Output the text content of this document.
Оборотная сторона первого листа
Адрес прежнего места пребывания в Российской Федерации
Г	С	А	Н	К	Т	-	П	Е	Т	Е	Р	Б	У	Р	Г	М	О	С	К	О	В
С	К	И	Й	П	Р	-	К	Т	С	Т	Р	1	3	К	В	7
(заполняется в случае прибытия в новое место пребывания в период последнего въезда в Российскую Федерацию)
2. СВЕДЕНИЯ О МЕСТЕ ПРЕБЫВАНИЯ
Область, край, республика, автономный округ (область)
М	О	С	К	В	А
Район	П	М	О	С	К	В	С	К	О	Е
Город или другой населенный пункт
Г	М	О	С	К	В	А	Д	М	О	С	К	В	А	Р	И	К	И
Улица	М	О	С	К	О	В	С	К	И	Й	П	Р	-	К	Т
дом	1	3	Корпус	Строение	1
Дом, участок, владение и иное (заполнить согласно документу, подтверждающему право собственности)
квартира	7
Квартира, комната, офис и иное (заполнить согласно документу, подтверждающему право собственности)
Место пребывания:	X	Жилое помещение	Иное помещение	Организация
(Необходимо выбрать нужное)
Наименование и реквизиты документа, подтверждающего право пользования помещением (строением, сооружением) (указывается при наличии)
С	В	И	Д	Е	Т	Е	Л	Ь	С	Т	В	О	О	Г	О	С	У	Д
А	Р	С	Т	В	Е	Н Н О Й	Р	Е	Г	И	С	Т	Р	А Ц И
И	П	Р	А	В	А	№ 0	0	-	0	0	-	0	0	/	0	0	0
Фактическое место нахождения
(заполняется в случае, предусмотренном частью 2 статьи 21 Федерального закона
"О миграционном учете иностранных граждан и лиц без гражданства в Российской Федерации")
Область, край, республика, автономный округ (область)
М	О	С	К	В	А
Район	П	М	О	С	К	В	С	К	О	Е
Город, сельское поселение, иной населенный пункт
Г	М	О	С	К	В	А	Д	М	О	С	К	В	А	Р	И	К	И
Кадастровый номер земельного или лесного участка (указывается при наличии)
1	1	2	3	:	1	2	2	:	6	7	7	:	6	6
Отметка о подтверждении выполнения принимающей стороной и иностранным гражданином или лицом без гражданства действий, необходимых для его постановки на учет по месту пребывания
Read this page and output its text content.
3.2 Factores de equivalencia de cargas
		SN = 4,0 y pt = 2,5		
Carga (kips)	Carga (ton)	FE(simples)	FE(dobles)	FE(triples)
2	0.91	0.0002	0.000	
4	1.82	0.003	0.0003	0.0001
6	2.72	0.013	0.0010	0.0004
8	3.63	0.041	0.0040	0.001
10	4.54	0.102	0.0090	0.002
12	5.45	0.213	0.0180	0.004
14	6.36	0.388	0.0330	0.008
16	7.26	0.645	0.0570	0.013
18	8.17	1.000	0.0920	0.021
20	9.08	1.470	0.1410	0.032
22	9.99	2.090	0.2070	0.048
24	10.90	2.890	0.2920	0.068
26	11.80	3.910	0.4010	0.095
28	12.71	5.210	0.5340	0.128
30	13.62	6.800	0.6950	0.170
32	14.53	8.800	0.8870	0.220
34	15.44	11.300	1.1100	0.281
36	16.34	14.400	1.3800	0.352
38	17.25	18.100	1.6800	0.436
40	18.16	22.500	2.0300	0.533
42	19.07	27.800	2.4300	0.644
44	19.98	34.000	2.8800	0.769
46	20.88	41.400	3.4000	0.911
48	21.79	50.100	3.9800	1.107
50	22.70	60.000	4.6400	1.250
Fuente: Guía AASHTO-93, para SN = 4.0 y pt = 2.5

####################

:: REQUEST ::
Scan the listing above and copy all lines containing the word "Российской".

:: EXERCISE ANSWER ::
Адрес прежнего места пребывания в Российской Федерации
"О миграционном учете иностранных граждан и лиц без гражданства в Российской Федерации")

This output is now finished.